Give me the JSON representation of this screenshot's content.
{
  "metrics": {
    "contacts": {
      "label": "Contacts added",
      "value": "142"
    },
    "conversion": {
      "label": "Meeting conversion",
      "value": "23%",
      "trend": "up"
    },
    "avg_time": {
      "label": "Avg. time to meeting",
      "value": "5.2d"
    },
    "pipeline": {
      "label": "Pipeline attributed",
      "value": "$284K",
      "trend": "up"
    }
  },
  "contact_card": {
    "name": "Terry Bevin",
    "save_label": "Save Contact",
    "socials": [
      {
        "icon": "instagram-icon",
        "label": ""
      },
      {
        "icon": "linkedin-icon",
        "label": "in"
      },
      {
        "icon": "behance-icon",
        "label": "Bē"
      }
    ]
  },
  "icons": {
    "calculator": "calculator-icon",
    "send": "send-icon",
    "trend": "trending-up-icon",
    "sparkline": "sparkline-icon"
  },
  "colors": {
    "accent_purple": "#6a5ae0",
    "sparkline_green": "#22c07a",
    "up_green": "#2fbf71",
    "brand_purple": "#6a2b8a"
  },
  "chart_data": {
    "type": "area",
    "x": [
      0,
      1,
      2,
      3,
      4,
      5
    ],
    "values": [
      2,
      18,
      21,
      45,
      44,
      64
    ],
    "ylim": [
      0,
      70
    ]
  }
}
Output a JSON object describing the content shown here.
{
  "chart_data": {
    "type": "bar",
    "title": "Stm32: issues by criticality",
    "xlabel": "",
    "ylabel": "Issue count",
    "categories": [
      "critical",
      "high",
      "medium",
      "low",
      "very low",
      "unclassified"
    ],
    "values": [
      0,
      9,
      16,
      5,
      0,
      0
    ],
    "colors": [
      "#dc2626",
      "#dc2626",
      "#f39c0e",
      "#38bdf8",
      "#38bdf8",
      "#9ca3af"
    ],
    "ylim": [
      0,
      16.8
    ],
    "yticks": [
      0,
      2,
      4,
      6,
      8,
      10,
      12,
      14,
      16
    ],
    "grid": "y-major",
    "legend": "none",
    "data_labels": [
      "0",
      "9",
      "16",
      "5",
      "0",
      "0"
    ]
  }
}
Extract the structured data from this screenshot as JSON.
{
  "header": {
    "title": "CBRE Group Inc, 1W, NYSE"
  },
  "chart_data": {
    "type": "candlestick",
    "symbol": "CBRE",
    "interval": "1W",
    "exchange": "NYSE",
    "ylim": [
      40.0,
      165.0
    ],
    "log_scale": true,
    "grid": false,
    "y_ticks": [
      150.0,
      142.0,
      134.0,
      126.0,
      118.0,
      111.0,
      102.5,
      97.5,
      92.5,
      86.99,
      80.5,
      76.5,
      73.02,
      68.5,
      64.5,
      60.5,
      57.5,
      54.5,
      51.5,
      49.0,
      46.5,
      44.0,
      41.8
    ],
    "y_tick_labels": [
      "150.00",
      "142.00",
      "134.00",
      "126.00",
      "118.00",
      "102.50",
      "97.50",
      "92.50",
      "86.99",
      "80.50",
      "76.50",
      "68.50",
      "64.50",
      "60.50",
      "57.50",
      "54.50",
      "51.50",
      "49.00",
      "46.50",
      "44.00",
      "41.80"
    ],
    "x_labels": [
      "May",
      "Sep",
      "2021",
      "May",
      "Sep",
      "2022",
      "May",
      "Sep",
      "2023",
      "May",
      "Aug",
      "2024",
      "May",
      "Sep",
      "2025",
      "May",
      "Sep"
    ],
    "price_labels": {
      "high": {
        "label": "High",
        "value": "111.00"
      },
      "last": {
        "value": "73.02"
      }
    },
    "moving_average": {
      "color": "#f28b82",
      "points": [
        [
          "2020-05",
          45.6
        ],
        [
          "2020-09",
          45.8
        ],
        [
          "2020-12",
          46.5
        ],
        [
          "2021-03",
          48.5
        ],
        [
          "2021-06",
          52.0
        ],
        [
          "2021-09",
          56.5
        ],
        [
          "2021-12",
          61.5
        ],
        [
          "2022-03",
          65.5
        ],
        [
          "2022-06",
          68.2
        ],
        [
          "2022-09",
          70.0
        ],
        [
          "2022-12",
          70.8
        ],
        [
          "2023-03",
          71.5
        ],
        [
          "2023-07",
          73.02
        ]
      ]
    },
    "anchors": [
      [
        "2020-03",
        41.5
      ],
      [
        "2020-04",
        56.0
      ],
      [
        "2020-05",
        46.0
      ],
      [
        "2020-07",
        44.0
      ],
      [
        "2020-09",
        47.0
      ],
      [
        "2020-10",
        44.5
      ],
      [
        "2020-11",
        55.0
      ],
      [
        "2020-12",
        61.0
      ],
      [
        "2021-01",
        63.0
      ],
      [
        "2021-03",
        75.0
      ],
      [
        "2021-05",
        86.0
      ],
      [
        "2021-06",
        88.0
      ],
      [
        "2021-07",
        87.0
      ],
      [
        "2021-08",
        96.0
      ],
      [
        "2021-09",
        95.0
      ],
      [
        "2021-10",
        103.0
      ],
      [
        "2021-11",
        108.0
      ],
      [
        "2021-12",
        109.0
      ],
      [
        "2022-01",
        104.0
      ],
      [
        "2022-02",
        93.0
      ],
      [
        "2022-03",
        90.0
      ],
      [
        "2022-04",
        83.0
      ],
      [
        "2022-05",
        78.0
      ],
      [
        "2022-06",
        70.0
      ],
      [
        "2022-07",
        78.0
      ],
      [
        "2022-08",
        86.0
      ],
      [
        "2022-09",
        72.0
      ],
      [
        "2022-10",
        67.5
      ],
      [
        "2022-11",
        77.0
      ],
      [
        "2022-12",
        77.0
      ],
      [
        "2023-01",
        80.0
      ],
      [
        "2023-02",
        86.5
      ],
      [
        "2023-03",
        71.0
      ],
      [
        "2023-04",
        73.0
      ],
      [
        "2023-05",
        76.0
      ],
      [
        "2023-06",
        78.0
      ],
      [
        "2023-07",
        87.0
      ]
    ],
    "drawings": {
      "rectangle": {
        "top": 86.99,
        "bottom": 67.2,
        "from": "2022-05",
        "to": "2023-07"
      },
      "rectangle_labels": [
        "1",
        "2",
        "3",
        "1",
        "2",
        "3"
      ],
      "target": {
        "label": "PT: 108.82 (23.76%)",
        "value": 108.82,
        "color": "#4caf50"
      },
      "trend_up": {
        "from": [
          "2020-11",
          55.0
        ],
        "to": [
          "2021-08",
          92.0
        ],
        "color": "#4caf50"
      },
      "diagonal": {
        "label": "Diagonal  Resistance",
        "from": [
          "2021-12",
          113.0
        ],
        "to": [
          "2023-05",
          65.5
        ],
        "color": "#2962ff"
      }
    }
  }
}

----------------

What you will do:
Only the number is wanted: how many lines of these entries contain the string "type"?

Result of the task:
3